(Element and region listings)
— Begin —

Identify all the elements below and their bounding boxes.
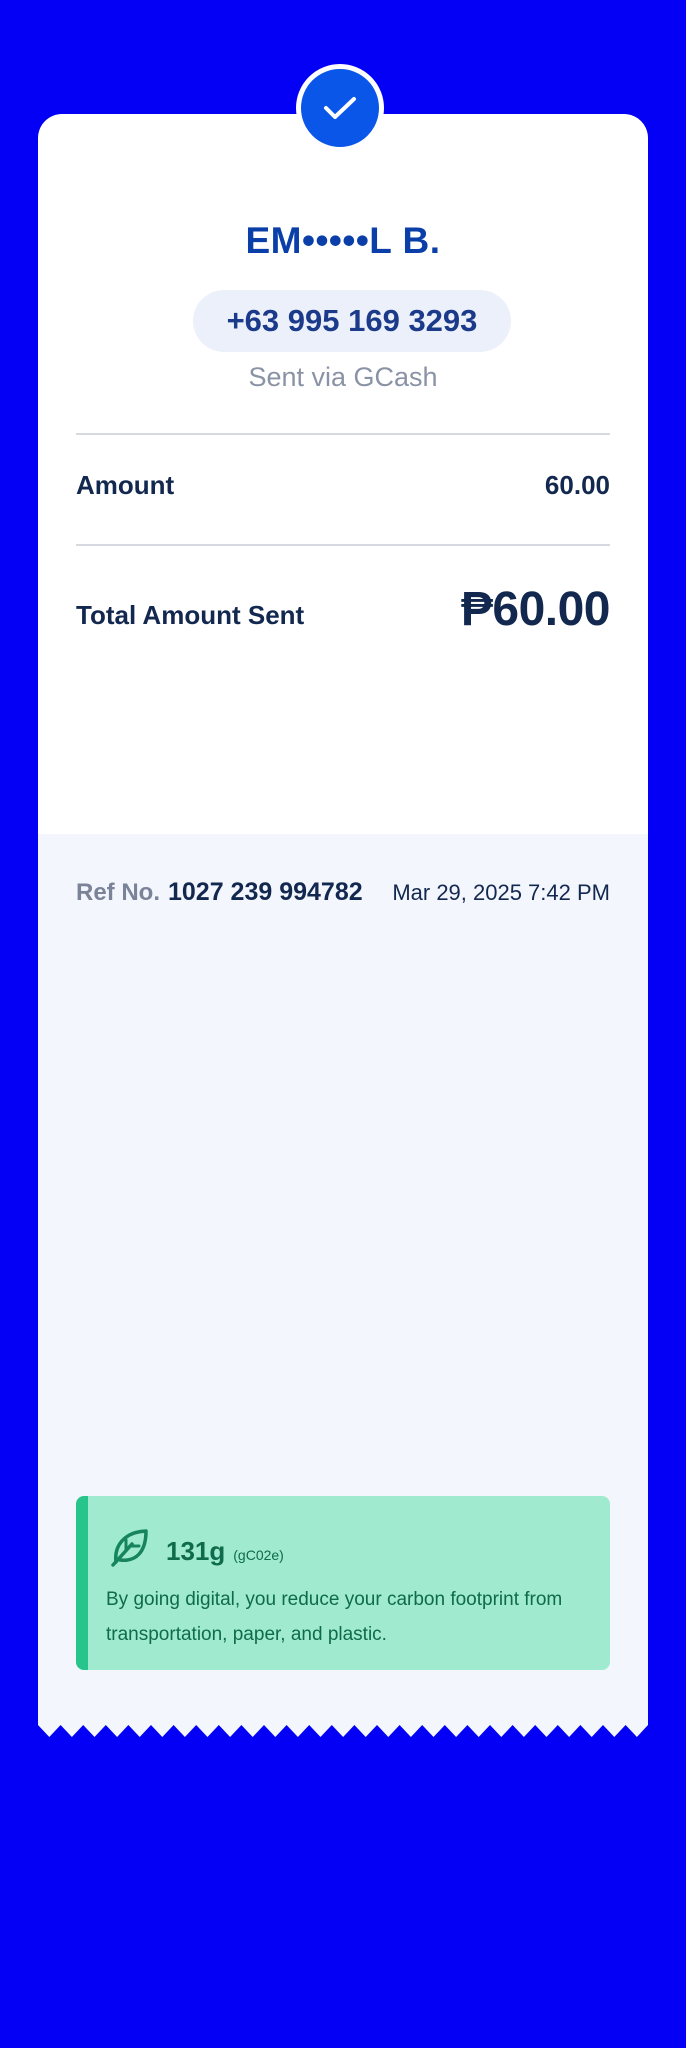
checkmark-icon [324, 97, 356, 119]
total-value: ₱60.00 [460, 583, 611, 636]
carbon-value: 131g [166, 1536, 226, 1566]
amount-label: Amount [76, 470, 175, 500]
carbon-footprint-card: 131g (gC02e) By going digital, you reduc… [76, 1496, 610, 1670]
receipt-torn-edge [38, 1725, 648, 1739]
transaction-datetime: Mar 29, 2025 7:42 PM [392, 880, 610, 905]
sent-via-label: Sent via GCash [248, 362, 438, 392]
success-badge [296, 64, 384, 152]
reference-line: Ref No. 1027 239 994782 Mar 29, 2025 7:4… [76, 878, 610, 907]
total-label: Total Amount Sent [76, 600, 305, 630]
leaf-icon [111, 1529, 148, 1567]
eco-accent-stripe [76, 1496, 88, 1670]
ref-label: Ref No. [76, 879, 160, 906]
divider [76, 433, 610, 435]
divider [76, 544, 610, 546]
carbon-amount: 131g (gC02e) [166, 1536, 284, 1567]
carbon-unit: (gC02e) [233, 1547, 284, 1563]
carbon-message: By going digital, you reduce your carbon… [106, 1589, 563, 1645]
transaction-receipt: EM•••••L B. +63 995 169 3293 Sent via GC… [38, 64, 648, 1739]
recipient-phone: +63 995 169 3293 [193, 290, 511, 352]
recipient-name: EM•••••L B. [245, 220, 441, 261]
amount-value: 60.00 [544, 470, 610, 500]
ref-number[interactable]: 1027 239 994782 [168, 878, 363, 907]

— End —

:: Stated problem ::
How many lines in the entries contain the string "label"? Give only the number.

:: Final result ::
4